[Provided information]
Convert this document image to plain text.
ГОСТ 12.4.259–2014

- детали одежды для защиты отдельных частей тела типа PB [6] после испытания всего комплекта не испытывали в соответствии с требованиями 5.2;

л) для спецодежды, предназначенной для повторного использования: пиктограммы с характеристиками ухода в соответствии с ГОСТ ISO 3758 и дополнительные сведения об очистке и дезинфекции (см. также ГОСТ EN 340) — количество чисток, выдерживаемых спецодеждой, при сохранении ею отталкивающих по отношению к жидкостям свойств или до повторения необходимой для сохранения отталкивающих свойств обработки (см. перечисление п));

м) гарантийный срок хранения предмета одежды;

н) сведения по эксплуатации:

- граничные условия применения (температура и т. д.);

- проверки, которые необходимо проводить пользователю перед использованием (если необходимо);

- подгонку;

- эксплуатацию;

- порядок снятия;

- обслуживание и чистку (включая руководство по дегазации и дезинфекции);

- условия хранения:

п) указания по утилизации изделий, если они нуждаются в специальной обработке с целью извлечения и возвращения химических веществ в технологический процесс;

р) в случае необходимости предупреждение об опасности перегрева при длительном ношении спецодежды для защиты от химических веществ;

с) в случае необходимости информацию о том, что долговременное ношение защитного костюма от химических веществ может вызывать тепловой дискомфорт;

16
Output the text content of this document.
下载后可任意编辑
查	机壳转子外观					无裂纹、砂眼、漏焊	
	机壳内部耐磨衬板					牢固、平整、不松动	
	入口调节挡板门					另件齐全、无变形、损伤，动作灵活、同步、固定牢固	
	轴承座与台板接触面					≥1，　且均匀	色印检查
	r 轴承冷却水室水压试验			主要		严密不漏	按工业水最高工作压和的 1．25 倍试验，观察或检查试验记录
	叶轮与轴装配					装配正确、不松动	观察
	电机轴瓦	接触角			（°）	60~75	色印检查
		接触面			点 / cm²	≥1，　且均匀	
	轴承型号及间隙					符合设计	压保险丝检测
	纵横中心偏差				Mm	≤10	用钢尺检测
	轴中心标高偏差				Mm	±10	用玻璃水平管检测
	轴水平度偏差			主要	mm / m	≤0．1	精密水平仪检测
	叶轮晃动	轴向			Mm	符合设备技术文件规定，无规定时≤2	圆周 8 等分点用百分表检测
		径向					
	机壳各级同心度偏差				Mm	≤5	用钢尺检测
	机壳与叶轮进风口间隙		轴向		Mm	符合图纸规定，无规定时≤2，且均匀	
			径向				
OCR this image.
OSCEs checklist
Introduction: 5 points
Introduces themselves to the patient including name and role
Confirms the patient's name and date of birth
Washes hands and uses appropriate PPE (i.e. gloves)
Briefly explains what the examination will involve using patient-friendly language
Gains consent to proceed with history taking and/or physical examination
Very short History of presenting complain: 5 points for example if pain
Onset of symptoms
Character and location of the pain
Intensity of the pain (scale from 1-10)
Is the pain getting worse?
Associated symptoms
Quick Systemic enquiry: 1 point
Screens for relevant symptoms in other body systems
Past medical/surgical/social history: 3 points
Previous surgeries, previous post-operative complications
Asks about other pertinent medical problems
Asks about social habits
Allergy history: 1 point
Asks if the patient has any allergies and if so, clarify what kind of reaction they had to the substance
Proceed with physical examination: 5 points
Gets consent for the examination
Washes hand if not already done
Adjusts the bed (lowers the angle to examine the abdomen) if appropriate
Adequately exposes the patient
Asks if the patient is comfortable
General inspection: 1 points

[Written request]
Write out all the entries exactly.

[Answer to the problem]
Convert this document image to plain text.
ГОСТ 12.4.259–2014

- детали одежды для защиты отдельных частей тела типа PB [6] после испытания всего комплекта не испытывали в соответствии с требованиями 5.2;

л) для спецодежды, предназначенной для повторного использования: пиктограммы с характеристиками ухода в соответствии с ГОСТ ISO 3758 и дополнительные сведения об очистке и дезинфекции (см. также ГОСТ EN 340) — количество чисток, выдерживаемых спецодеждой, при сохранении ею отталкивающих по отношению к жидкостям свойств или до повторения необходимой для сохранения отталкивающих свойств обработки (см. перечисление п));

м) гарантийный срок хранения предмета одежды;

н) сведения по эксплуатации:

- граничные условия применения (температура и т. д.);

- проверки, которые необходимо проводить пользователю перед использованием (если необходимо);

- подгонку;

- эксплуатацию;

- порядок снятия;

- обслуживание и чистку (включая руководство по дегазации и дезинфекции);

- условия хранения:

п) указания по утилизации изделий, если они нуждаются в специальной обработке с целью извлечения и возвращения химических веществ в технологический процесс;

р) в случае необходимости предупреждение об опасности перегрева при длительном ношении спецодежды для защиты от химических веществ;

с) в случае необходимости информацию о том, что долговременное ношение защитного костюма от химических веществ может вызывать тепловой дискомфорт;

16
Output the text content of this document.
下载后可任意编辑
查	机壳转子外观					无裂纹、砂眼、漏焊	
	机壳内部耐磨衬板					牢固、平整、不松动	
	入口调节挡板门					另件齐全、无变形、损伤，动作灵活、同步、固定牢固	
	轴承座与台板接触面					≥1，　且均匀	色印检查
	r 轴承冷却水室水压试验			主要		严密不漏	按工业水最高工作压和的 1．25 倍试验，观察或检查试验记录
	叶轮与轴装配					装配正确、不松动	观察
	电机轴瓦	接触角			（°）	60~75	色印检查
		接触面			点 / cm²	≥1，　且均匀	
	轴承型号及间隙					符合设计	压保险丝检测
	纵横中心偏差				Mm	≤10	用钢尺检测
	轴中心标高偏差				Mm	±10	用玻璃水平管检测
	轴水平度偏差			主要	mm / m	≤0．1	精密水平仪检测
	叶轮晃动	轴向			Mm	符合设备技术文件规定，无规定时≤2	圆周 8 等分点用百分表检测
		径向					
	机壳各级同心度偏差				Mm	≤5	用钢尺检测
	机壳与叶轮进风口间隙		轴向		Mm	符合图纸规定，无规定时≤2，且均匀	
			径向				
OCR this image.
OSCEs checklist
Introduction: 5 points
Introduces themselves to the patient including name and role
Confirms the patient's name and date of birth
Washes hands and uses appropriate PPE (i.e. gloves)
Briefly explains what the examination will involve using patient-friendly language
Gains consent to proceed with history taking and/or physical examination
Very short History of presenting complain: 5 points for example if pain
Onset of symptoms
Character and location of the pain
Intensity of the pain (scale from 1-10)
Is the pain getting worse?
Associated symptoms
Quick Systemic enquiry: 1 point
Screens for relevant symptoms in other body systems
Past medical/surgical/social history: 3 points
Previous surgeries, previous post-operative complications
Asks about other pertinent medical problems
Asks about social habits
Allergy history: 1 point
Asks if the patient has any allergies and if so, clarify what kind of reaction they had to the substance
Proceed with physical examination: 5 points
Gets consent for the examination
Washes hand if not already done
Adjusts the bed (lowers the angle to examine the abdomen) if appropriate
Adequately exposes the patient
Asks if the patient is comfortable
General inspection: 1 points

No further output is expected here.